Work out how many lines contain "JSON". Reply with the count alone.

BEGIN Task input

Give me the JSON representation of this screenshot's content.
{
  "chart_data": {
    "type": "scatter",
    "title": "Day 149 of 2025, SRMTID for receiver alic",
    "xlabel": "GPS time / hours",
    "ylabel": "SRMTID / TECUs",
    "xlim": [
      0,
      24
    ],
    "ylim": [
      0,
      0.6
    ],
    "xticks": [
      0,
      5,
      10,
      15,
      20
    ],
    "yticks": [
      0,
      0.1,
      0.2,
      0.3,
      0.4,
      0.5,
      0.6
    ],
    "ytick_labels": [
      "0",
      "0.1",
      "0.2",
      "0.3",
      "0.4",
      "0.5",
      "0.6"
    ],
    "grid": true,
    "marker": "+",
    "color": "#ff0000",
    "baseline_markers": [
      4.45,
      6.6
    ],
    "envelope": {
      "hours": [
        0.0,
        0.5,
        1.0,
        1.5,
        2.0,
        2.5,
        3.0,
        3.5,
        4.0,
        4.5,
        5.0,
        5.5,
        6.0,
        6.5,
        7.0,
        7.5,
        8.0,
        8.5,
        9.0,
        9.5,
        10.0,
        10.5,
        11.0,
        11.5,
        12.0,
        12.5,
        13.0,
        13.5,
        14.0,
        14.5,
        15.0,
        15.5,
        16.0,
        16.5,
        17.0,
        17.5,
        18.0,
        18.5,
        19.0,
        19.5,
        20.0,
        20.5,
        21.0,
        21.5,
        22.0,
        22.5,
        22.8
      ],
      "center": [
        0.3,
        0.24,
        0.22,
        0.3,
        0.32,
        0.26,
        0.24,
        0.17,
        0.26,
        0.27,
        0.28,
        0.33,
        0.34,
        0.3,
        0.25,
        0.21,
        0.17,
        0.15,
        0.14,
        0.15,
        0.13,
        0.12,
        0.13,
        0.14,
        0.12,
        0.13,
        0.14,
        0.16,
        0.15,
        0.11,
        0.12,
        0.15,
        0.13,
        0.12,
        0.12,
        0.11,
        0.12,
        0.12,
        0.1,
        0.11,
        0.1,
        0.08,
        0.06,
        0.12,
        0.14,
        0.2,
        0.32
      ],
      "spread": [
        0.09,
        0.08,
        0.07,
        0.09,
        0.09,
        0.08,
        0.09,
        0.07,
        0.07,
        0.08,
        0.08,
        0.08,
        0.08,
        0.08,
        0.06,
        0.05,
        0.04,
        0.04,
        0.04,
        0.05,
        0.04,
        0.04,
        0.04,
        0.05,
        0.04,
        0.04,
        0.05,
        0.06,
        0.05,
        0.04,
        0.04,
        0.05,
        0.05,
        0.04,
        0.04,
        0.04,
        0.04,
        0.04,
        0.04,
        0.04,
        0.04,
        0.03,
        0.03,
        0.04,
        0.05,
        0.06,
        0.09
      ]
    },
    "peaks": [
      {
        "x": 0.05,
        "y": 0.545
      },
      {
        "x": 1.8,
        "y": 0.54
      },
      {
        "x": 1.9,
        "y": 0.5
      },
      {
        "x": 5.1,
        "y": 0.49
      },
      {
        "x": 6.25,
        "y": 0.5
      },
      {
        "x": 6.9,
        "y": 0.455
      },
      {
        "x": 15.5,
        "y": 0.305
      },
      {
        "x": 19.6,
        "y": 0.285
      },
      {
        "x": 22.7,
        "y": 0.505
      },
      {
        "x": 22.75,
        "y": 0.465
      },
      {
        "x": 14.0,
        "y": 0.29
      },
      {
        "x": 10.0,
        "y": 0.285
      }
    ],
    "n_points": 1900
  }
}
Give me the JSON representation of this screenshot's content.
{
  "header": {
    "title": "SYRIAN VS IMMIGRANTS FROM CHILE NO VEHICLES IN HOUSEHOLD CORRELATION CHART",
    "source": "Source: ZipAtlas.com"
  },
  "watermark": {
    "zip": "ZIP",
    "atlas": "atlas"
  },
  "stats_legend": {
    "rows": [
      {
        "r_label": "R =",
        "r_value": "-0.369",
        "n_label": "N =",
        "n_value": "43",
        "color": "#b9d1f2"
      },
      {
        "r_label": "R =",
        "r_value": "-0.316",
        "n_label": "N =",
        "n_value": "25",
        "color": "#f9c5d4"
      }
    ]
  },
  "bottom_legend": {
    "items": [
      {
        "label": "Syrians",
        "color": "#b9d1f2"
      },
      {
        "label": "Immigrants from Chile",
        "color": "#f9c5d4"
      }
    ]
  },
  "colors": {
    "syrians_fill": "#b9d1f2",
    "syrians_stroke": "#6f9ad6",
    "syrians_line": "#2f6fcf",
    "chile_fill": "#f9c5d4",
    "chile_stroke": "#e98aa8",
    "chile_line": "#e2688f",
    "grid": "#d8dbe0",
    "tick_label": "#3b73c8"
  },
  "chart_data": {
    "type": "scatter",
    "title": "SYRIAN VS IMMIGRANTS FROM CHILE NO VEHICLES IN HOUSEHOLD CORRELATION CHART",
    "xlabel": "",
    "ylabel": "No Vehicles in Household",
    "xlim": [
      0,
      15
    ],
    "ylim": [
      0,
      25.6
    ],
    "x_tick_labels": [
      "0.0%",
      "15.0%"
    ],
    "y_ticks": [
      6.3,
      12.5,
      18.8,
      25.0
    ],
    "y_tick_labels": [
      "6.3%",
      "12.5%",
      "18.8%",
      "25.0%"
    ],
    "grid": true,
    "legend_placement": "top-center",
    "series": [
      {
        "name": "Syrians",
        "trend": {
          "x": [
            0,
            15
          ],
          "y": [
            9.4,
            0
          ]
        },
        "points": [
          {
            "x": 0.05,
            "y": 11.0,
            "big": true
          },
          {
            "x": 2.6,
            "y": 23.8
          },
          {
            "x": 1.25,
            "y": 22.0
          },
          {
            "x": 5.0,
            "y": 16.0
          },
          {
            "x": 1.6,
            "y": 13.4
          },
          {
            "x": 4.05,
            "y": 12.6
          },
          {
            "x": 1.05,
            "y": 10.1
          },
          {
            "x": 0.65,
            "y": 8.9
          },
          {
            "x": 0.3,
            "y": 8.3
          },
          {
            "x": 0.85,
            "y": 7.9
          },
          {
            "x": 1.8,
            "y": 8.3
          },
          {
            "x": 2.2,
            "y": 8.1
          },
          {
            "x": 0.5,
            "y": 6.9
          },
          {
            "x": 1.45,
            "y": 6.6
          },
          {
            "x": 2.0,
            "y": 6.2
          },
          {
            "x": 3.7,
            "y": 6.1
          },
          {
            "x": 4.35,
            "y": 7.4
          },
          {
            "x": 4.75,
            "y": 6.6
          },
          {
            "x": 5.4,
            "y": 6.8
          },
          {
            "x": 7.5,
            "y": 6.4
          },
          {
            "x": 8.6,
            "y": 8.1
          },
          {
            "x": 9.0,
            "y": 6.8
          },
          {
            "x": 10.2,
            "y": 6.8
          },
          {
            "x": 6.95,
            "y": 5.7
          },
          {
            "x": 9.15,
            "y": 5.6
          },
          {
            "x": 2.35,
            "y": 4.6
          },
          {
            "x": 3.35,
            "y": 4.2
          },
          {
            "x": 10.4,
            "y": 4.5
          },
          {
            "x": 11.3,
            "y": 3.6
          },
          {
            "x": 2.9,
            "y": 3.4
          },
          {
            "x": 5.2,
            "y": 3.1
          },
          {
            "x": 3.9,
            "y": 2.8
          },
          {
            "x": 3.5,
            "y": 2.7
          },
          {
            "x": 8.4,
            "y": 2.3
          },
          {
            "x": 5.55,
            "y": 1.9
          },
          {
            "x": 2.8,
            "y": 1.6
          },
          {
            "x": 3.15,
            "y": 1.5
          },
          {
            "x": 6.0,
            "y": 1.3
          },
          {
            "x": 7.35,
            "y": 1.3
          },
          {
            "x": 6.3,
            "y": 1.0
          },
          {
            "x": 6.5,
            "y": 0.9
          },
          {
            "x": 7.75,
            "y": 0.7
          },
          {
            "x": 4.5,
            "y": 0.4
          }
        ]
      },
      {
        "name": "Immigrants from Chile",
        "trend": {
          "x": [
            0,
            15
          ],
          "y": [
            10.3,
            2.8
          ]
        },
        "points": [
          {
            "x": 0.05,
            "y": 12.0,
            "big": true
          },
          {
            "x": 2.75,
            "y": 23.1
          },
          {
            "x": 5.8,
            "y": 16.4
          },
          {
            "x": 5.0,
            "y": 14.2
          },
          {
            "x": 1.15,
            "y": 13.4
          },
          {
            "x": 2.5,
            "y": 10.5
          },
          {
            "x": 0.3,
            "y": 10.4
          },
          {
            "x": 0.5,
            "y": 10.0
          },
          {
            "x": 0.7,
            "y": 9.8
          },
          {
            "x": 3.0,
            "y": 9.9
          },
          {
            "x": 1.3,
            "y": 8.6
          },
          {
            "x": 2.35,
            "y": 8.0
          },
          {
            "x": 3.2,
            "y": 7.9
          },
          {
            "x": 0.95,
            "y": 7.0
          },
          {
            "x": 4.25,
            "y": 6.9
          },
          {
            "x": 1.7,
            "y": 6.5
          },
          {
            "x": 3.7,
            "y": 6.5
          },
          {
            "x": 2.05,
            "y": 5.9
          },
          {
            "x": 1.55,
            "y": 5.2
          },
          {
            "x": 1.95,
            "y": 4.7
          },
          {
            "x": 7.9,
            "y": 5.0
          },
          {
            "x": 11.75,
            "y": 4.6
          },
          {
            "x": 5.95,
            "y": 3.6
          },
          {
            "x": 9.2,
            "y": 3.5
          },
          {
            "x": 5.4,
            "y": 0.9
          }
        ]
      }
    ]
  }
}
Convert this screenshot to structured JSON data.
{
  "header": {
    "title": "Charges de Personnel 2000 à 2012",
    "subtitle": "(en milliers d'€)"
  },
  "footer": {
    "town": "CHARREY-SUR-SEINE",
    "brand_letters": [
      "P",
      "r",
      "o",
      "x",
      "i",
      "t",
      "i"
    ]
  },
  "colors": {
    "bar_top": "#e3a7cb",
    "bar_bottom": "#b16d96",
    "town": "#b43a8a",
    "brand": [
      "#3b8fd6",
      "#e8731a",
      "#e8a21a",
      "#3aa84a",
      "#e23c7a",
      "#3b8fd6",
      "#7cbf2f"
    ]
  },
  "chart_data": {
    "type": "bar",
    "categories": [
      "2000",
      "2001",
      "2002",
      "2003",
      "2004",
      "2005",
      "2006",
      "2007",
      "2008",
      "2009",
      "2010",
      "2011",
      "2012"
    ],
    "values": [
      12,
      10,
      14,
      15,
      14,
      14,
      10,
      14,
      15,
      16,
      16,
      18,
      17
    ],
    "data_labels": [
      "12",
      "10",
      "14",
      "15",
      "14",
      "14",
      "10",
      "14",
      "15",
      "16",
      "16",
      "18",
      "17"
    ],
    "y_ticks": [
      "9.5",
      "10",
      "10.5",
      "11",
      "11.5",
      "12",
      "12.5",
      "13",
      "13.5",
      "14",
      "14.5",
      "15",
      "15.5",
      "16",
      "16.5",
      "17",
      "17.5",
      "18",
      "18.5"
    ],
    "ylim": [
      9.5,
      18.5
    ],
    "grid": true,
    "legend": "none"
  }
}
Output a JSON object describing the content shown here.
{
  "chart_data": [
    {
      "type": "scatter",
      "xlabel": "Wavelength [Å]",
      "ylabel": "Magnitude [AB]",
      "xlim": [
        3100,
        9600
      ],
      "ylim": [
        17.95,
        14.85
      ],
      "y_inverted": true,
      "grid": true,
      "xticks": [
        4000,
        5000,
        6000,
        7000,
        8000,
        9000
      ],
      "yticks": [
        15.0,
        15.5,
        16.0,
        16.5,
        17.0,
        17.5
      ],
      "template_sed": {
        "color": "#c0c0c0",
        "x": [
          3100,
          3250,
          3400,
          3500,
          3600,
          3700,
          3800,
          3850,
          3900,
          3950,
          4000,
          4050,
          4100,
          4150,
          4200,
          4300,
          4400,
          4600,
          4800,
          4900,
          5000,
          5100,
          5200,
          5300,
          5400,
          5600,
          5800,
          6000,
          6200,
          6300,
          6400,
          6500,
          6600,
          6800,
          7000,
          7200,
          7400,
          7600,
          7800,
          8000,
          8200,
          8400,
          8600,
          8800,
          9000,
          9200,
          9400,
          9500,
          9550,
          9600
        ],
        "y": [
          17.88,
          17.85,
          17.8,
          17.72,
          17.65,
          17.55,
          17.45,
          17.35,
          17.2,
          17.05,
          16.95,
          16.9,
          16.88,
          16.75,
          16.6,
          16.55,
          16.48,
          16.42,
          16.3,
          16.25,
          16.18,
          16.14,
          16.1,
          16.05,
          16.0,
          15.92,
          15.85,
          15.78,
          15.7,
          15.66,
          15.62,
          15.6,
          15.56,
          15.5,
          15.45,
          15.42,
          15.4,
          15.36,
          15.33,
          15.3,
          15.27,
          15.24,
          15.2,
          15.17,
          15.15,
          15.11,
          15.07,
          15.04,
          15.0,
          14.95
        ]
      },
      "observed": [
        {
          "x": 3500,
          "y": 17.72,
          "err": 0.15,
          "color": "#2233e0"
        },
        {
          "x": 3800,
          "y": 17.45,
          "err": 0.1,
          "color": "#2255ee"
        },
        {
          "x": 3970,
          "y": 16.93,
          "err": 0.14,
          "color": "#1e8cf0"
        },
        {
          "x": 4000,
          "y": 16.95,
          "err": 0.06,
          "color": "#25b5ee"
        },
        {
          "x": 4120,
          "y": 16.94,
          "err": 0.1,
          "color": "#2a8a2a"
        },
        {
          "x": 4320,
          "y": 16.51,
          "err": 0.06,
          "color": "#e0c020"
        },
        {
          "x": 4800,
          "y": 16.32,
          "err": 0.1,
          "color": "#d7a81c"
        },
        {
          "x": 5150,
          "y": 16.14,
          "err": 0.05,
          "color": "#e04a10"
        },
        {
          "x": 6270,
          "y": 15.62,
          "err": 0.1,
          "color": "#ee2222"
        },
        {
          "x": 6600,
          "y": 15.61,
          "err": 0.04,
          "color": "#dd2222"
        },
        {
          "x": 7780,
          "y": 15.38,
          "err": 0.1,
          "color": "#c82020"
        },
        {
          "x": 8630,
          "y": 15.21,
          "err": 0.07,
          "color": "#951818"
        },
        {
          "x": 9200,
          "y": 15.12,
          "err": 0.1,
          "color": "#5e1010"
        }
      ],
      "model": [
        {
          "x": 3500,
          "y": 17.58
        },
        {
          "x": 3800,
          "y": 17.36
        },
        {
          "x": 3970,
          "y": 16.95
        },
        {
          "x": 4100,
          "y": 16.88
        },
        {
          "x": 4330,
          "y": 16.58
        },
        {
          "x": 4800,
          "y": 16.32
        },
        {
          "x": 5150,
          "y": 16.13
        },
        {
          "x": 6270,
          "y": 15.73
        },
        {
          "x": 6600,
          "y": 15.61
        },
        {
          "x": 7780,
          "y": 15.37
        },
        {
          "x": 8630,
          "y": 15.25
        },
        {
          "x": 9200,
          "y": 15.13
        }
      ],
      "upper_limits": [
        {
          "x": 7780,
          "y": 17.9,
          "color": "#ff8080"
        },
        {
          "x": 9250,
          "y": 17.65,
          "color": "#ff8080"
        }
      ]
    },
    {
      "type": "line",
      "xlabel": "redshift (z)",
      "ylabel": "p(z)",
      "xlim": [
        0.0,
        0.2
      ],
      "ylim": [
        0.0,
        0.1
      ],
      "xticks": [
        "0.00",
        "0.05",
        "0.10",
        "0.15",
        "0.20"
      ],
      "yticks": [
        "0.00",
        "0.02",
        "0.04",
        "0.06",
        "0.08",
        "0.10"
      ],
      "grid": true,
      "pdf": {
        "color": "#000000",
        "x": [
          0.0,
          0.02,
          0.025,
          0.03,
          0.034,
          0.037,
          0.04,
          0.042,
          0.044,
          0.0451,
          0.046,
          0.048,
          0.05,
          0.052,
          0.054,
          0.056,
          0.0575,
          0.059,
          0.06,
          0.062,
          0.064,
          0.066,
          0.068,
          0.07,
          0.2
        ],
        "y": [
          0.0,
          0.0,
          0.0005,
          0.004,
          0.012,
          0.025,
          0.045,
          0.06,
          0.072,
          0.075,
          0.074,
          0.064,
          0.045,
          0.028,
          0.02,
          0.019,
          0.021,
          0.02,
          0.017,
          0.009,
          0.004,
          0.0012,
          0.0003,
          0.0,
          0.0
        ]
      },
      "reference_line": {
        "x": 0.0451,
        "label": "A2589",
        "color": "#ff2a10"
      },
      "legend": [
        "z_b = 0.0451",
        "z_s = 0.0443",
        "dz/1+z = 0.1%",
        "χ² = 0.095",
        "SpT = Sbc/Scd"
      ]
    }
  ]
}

END Task input

### Exercise result:
4